<<<<

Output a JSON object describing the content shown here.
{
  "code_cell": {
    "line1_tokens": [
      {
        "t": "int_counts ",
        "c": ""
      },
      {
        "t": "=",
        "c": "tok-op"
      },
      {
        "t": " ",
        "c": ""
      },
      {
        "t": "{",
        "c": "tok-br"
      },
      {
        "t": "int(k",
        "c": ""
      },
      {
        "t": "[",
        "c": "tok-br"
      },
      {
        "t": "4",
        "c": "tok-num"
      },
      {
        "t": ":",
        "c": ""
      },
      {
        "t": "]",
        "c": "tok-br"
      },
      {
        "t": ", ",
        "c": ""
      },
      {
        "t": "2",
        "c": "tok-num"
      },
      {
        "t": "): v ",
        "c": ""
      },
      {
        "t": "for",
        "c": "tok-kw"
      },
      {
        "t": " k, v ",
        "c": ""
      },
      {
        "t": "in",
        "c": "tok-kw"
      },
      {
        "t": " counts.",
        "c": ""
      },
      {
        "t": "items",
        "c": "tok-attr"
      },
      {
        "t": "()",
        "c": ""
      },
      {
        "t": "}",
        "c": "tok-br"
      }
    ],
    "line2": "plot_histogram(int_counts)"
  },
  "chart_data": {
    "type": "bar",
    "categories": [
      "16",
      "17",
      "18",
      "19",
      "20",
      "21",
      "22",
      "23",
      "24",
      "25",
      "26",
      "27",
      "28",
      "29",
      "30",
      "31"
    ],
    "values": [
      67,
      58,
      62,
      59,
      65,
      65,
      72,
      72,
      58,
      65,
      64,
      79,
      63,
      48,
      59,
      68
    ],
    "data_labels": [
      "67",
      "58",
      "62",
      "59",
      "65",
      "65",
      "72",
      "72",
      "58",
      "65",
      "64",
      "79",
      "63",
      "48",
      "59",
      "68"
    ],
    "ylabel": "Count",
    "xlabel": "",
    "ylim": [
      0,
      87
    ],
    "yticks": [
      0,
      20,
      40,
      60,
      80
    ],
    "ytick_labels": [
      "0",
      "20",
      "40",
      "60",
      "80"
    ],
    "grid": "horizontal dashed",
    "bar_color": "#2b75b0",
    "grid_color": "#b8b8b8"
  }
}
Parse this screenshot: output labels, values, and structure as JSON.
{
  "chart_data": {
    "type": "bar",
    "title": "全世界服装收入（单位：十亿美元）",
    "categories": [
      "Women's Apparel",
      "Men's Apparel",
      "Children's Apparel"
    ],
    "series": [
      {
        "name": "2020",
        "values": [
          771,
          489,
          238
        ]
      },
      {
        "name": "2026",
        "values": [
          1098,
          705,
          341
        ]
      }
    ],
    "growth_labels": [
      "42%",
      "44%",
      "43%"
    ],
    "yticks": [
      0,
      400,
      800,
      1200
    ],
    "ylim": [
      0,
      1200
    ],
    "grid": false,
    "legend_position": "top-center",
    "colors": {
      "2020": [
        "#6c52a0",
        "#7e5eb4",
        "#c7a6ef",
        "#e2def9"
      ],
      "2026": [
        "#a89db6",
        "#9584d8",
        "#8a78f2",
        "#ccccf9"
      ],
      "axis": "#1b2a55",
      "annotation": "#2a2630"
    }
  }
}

>>>>

*The problem*.
Reproduce the full listing word for word.

*Task output*.
Output a JSON object describing the content shown here.
{
  "code_cell": {
    "line1_tokens": [
      {
        "t": "int_counts ",
        "c": ""
      },
      {
        "t": "=",
        "c": "tok-op"
      },
      {
        "t": " ",
        "c": ""
      },
      {
        "t": "{",
        "c": "tok-br"
      },
      {
        "t": "int(k",
        "c": ""
      },
      {
        "t": "[",
        "c": "tok-br"
      },
      {
        "t": "4",
        "c": "tok-num"
      },
      {
        "t": ":",
        "c": ""
      },
      {
        "t": "]",
        "c": "tok-br"
      },
      {
        "t": ", ",
        "c": ""
      },
      {
        "t": "2",
        "c": "tok-num"
      },
      {
        "t": "): v ",
        "c": ""
      },
      {
        "t": "for",
        "c": "tok-kw"
      },
      {
        "t": " k, v ",
        "c": ""
      },
      {
        "t": "in",
        "c": "tok-kw"
      },
      {
        "t": " counts.",
        "c": ""
      },
      {
        "t": "items",
        "c": "tok-attr"
      },
      {
        "t": "()",
        "c": ""
      },
      {
        "t": "}",
        "c": "tok-br"
      }
    ],
    "line2": "plot_histogram(int_counts)"
  },
  "chart_data": {
    "type": "bar",
    "categories": [
      "16",
      "17",
      "18",
      "19",
      "20",
      "21",
      "22",
      "23",
      "24",
      "25",
      "26",
      "27",
      "28",
      "29",
      "30",
      "31"
    ],
    "values": [
      67,
      58,
      62,
      59,
      65,
      65,
      72,
      72,
      58,
      65,
      64,
      79,
      63,
      48,
      59,
      68
    ],
    "data_labels": [
      "67",
      "58",
      "62",
      "59",
      "65",
      "65",
      "72",
      "72",
      "58",
      "65",
      "64",
      "79",
      "63",
      "48",
      "59",
      "68"
    ],
    "ylabel": "Count",
    "xlabel": "",
    "ylim": [
      0,
      87
    ],
    "yticks": [
      0,
      20,
      40,
      60,
      80
    ],
    "ytick_labels": [
      "0",
      "20",
      "40",
      "60",
      "80"
    ],
    "grid": "horizontal dashed",
    "bar_color": "#2b75b0",
    "grid_color": "#b8b8b8"
  }
}
Parse this screenshot: output labels, values, and structure as JSON.
{
  "chart_data": {
    "type": "bar",
    "title": "全世界服装收入（单位：十亿美元）",
    "categories": [
      "Women's Apparel",
      "Men's Apparel",
      "Children's Apparel"
    ],
    "series": [
      {
        "name": "2020",
        "values": [
          771,
          489,
          238
        ]
      },
      {
        "name": "2026",
        "values": [
          1098,
          705,
          341
        ]
      }
    ],
    "growth_labels": [
      "42%",
      "44%",
      "43%"
    ],
    "yticks": [
      0,
      400,
      800,
      1200
    ],
    "ylim": [
      0,
      1200
    ],
    "grid": false,
    "legend_position": "top-center",
    "colors": {
      "2020": [
        "#6c52a0",
        "#7e5eb4",
        "#c7a6ef",
        "#e2def9"
      ],
      "2026": [
        "#a89db6",
        "#9584d8",
        "#8a78f2",
        "#ccccf9"
      ],
      "axis": "#1b2a55",
      "annotation": "#2a2630"
    }
  }
}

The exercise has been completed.